Records from a data source:
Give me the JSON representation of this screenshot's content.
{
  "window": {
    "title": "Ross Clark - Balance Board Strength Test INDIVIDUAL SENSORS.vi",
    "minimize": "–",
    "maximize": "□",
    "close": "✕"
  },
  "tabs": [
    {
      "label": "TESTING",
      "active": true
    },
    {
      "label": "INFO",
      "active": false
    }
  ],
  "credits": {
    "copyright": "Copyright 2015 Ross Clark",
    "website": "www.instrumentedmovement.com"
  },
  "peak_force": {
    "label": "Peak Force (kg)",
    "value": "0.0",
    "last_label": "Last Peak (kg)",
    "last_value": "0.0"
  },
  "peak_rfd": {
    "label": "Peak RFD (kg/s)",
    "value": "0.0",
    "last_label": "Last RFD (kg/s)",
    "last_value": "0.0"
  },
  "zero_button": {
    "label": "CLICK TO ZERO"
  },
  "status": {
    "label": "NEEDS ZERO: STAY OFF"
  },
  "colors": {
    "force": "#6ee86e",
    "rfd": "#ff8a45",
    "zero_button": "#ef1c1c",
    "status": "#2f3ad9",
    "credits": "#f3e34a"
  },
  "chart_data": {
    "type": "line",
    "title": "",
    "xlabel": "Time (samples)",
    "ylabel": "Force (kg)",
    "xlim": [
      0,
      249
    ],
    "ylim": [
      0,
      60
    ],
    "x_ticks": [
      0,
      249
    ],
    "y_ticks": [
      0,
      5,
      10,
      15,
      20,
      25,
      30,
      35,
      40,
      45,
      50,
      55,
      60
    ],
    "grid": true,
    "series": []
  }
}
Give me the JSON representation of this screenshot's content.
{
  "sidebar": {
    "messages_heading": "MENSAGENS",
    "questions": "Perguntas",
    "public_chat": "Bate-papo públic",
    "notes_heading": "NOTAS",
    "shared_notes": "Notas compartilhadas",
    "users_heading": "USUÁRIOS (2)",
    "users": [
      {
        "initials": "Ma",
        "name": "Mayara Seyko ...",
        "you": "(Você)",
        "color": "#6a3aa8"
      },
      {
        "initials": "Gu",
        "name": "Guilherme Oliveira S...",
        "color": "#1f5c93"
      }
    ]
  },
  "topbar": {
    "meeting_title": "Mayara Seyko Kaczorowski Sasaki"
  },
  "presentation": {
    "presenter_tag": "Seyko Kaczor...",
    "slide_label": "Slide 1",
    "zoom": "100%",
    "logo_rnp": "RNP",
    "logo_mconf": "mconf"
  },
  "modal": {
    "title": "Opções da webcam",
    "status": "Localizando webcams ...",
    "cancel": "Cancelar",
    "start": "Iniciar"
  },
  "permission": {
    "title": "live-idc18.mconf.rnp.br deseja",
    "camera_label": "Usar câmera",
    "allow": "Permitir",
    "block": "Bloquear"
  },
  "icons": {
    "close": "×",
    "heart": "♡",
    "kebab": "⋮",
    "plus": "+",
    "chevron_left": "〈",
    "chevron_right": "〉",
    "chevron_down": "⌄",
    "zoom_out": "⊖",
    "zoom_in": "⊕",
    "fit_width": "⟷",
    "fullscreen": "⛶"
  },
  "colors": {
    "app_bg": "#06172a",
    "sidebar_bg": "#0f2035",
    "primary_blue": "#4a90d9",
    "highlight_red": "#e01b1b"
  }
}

SET TASK: Set out the complete listing exactly as shown.

WRITTEN ANSWER:
Give me the JSON representation of this screenshot's content.
{
  "window": {
    "title": "Ross Clark - Balance Board Strength Test INDIVIDUAL SENSORS.vi",
    "minimize": "–",
    "maximize": "□",
    "close": "✕"
  },
  "tabs": [
    {
      "label": "TESTING",
      "active": true
    },
    {
      "label": "INFO",
      "active": false
    }
  ],
  "credits": {
    "copyright": "Copyright 2015 Ross Clark",
    "website": "www.instrumentedmovement.com"
  },
  "peak_force": {
    "label": "Peak Force (kg)",
    "value": "0.0",
    "last_label": "Last Peak (kg)",
    "last_value": "0.0"
  },
  "peak_rfd": {
    "label": "Peak RFD (kg/s)",
    "value": "0.0",
    "last_label": "Last RFD (kg/s)",
    "last_value": "0.0"
  },
  "zero_button": {
    "label": "CLICK TO ZERO"
  },
  "status": {
    "label": "NEEDS ZERO: STAY OFF"
  },
  "colors": {
    "force": "#6ee86e",
    "rfd": "#ff8a45",
    "zero_button": "#ef1c1c",
    "status": "#2f3ad9",
    "credits": "#f3e34a"
  },
  "chart_data": {
    "type": "line",
    "title": "",
    "xlabel": "Time (samples)",
    "ylabel": "Force (kg)",
    "xlim": [
      0,
      249
    ],
    "ylim": [
      0,
      60
    ],
    "x_ticks": [
      0,
      249
    ],
    "y_ticks": [
      0,
      5,
      10,
      15,
      20,
      25,
      30,
      35,
      40,
      45,
      50,
      55,
      60
    ],
    "grid": true,
    "series": []
  }
}
Give me the JSON representation of this screenshot's content.
{
  "sidebar": {
    "messages_heading": "MENSAGENS",
    "questions": "Perguntas",
    "public_chat": "Bate-papo públic",
    "notes_heading": "NOTAS",
    "shared_notes": "Notas compartilhadas",
    "users_heading": "USUÁRIOS (2)",
    "users": [
      {
        "initials": "Ma",
        "name": "Mayara Seyko ...",
        "you": "(Você)",
        "color": "#6a3aa8"
      },
      {
        "initials": "Gu",
        "name": "Guilherme Oliveira S...",
        "color": "#1f5c93"
      }
    ]
  },
  "topbar": {
    "meeting_title": "Mayara Seyko Kaczorowski Sasaki"
  },
  "presentation": {
    "presenter_tag": "Seyko Kaczor...",
    "slide_label": "Slide 1",
    "zoom": "100%",
    "logo_rnp": "RNP",
    "logo_mconf": "mconf"
  },
  "modal": {
    "title": "Opções da webcam",
    "status": "Localizando webcams ...",
    "cancel": "Cancelar",
    "start": "Iniciar"
  },
  "permission": {
    "title": "live-idc18.mconf.rnp.br deseja",
    "camera_label": "Usar câmera",
    "allow": "Permitir",
    "block": "Bloquear"
  },
  "icons": {
    "close": "×",
    "heart": "♡",
    "kebab": "⋮",
    "plus": "+",
    "chevron_left": "〈",
    "chevron_right": "〉",
    "chevron_down": "⌄",
    "zoom_out": "⊖",
    "zoom_in": "⊕",
    "fit_width": "⟷",
    "fullscreen": "⛶"
  },
  "colors": {
    "app_bg": "#06172a",
    "sidebar_bg": "#0f2035",
    "primary_blue": "#4a90d9",
    "highlight_red": "#e01b1b"
  }
}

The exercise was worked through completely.